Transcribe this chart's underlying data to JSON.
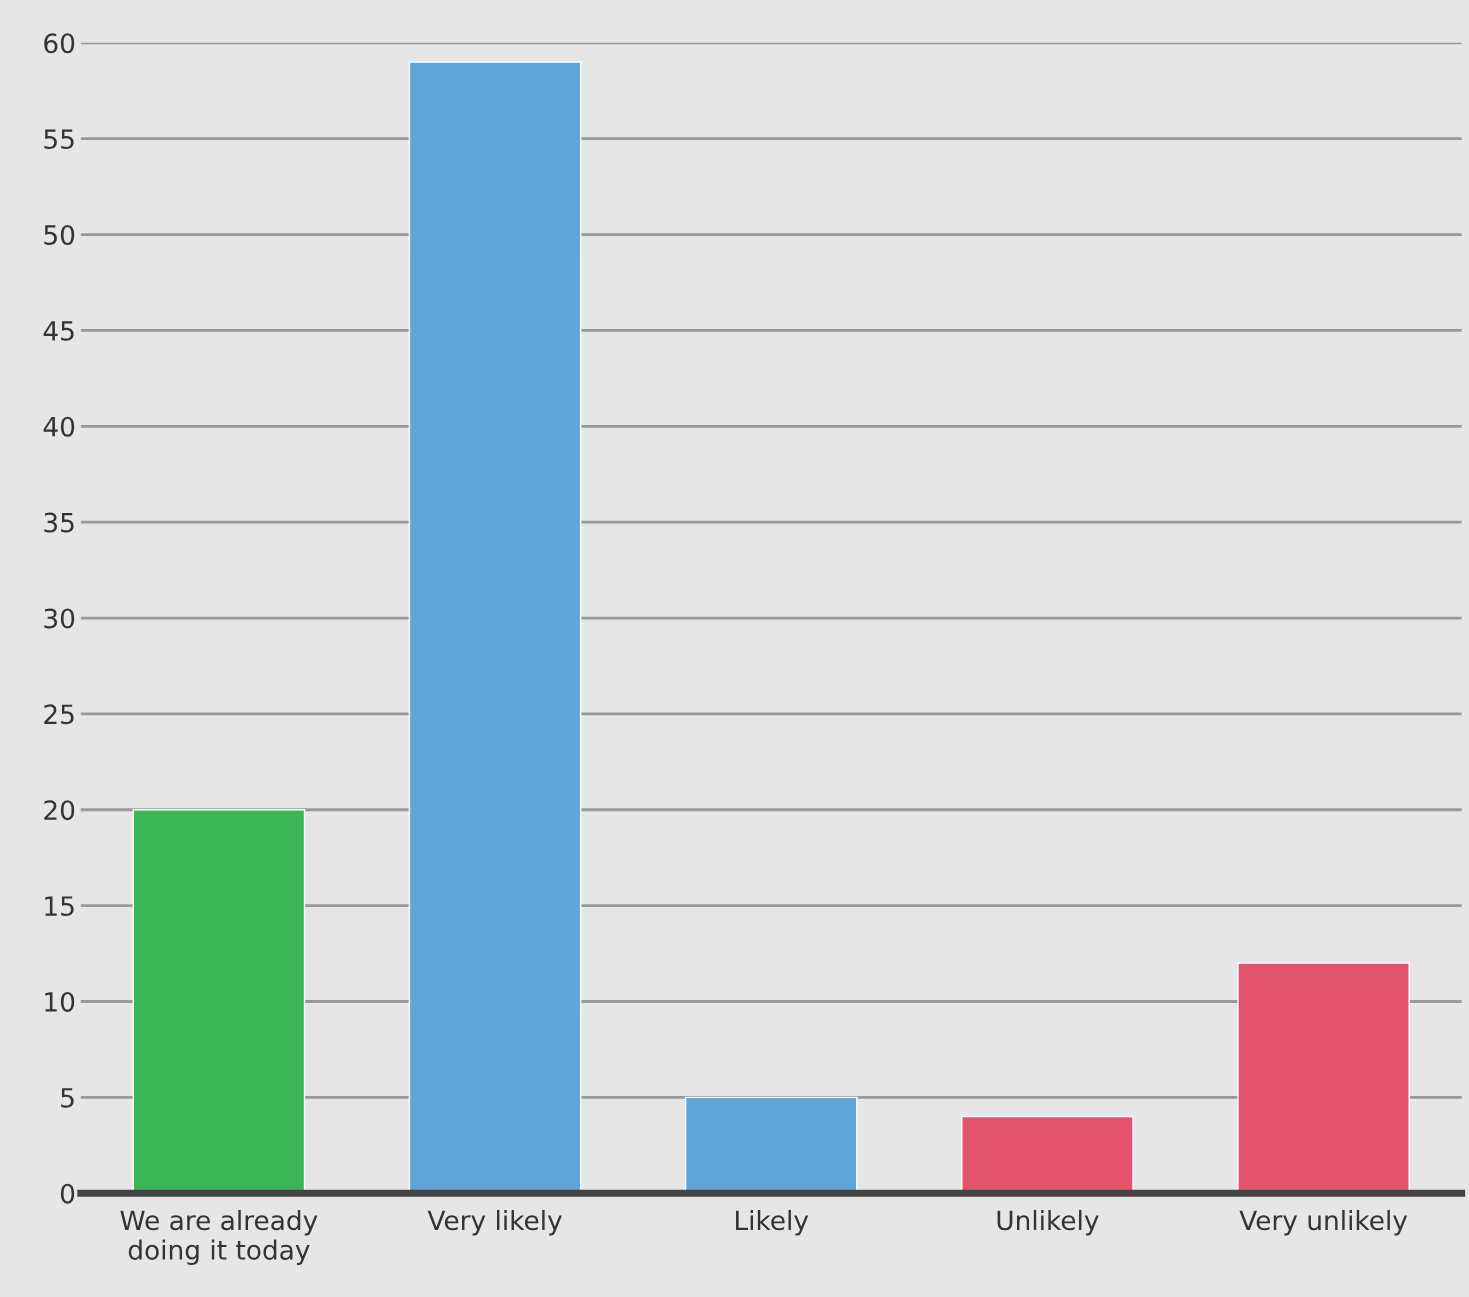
{
  "chart_data": {
    "type": "bar",
    "categories": [
      "We are already\ndoing it today",
      "Very likely",
      "Likely",
      "Unlikely",
      "Very unlikely"
    ],
    "values": [
      20,
      59,
      5,
      4,
      12
    ],
    "colors": [
      "#3cb556",
      "#60a5d8",
      "#60a5d8",
      "#e2546e",
      "#e2546e"
    ],
    "ylim": [
      0,
      60
    ],
    "yticks": [
      0,
      5,
      10,
      15,
      20,
      25,
      30,
      35,
      40,
      45,
      50,
      55,
      60
    ],
    "grid": "y"
  }
}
____________________
* _What this task involves_:
Reproduce the material above in full, exactly, with no images.

* _Task output_:
Transcribe this chart's underlying data to JSON.
{
  "chart_data": {
    "type": "bar",
    "categories": [
      "We are already\ndoing it today",
      "Very likely",
      "Likely",
      "Unlikely",
      "Very unlikely"
    ],
    "values": [
      20,
      59,
      5,
      4,
      12
    ],
    "colors": [
      "#3cb556",
      "#60a5d8",
      "#60a5d8",
      "#e2546e",
      "#e2546e"
    ],
    "ylim": [
      0,
      60
    ],
    "yticks": [
      0,
      5,
      10,
      15,
      20,
      25,
      30,
      35,
      40,
      45,
      50,
      55,
      60
    ],
    "grid": "y"
  }
}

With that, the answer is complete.